- [TASK INSTRUCTIONS]
Copy out every one of the rows below, keeping each line identical to the original.

Raw rows
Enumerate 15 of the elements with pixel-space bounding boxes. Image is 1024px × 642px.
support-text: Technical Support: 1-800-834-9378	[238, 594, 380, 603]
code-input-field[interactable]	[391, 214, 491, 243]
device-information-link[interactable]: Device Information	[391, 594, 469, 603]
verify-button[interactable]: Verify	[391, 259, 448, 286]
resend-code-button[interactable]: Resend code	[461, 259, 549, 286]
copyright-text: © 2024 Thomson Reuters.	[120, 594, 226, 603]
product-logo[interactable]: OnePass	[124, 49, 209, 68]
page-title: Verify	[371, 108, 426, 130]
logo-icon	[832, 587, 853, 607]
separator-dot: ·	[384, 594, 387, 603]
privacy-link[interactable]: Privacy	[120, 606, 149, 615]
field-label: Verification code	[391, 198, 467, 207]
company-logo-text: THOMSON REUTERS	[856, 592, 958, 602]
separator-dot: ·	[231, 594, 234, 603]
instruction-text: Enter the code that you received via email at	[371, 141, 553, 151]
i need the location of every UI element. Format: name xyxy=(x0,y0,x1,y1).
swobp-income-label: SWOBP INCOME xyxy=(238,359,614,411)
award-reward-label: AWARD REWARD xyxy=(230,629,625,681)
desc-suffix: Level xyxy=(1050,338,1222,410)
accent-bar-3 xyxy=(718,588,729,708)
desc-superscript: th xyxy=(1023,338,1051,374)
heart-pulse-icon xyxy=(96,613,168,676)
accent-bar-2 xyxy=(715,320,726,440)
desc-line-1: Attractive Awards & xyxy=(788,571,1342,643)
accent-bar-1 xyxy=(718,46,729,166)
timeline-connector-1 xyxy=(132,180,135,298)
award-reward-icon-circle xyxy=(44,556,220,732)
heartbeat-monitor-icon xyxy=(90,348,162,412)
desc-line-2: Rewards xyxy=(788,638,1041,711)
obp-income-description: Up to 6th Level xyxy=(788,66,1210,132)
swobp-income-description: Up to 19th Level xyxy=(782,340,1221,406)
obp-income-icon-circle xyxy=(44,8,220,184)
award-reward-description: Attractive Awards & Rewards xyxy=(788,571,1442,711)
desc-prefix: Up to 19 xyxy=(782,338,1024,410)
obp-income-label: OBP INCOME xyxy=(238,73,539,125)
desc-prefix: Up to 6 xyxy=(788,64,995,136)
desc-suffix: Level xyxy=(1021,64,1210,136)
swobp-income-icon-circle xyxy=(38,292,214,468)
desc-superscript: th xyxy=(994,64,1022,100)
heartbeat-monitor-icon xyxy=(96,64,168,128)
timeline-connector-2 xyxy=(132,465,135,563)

- [EXERCISE ANSWER]
Enumerate 15 of the elements with pixel-space bounding boxes. Image is 1024px × 642px.
support-text: Technical Support: 1-800-834-9378	[238, 594, 380, 603]
code-input-field[interactable]	[391, 214, 491, 243]
device-information-link[interactable]: Device Information	[391, 594, 469, 603]
verify-button[interactable]: Verify	[391, 259, 448, 286]
resend-code-button[interactable]: Resend code	[461, 259, 549, 286]
copyright-text: © 2024 Thomson Reuters.	[120, 594, 226, 603]
product-logo[interactable]: OnePass	[124, 49, 209, 68]
page-title: Verify	[371, 108, 426, 130]
logo-icon	[832, 587, 853, 607]
separator-dot: ·	[384, 594, 387, 603]
privacy-link[interactable]: Privacy	[120, 606, 149, 615]
field-label: Verification code	[391, 198, 467, 207]
company-logo-text: THOMSON REUTERS	[856, 592, 958, 602]
separator-dot: ·	[231, 594, 234, 603]
instruction-text: Enter the code that you received via email at	[371, 141, 553, 151]
i need the location of every UI element. Format: name xyxy=(x0,y0,x1,y1).
swobp-income-label: SWOBP INCOME xyxy=(238,359,614,411)
award-reward-label: AWARD REWARD xyxy=(230,629,625,681)
desc-suffix: Level xyxy=(1050,338,1222,410)
accent-bar-3 xyxy=(718,588,729,708)
desc-superscript: th xyxy=(1023,338,1051,374)
heart-pulse-icon xyxy=(96,613,168,676)
accent-bar-2 xyxy=(715,320,726,440)
desc-line-1: Attractive Awards & xyxy=(788,571,1342,643)
accent-bar-1 xyxy=(718,46,729,166)
timeline-connector-1 xyxy=(132,180,135,298)
award-reward-icon-circle xyxy=(44,556,220,732)
heartbeat-monitor-icon xyxy=(90,348,162,412)
desc-line-2: Rewards xyxy=(788,638,1041,711)
obp-income-description: Up to 6th Level xyxy=(788,66,1210,132)
swobp-income-description: Up to 19th Level xyxy=(782,340,1221,406)
obp-income-icon-circle xyxy=(44,8,220,184)
award-reward-description: Attractive Awards & Rewards xyxy=(788,571,1442,711)
desc-prefix: Up to 19 xyxy=(782,338,1024,410)
obp-income-label: OBP INCOME xyxy=(238,73,539,125)
desc-prefix: Up to 6 xyxy=(788,64,995,136)
desc-suffix: Level xyxy=(1021,64,1210,136)
swobp-income-icon-circle xyxy=(38,292,214,468)
desc-superscript: th xyxy=(994,64,1022,100)
heartbeat-monitor-icon xyxy=(96,64,168,128)
timeline-connector-2 xyxy=(132,465,135,563)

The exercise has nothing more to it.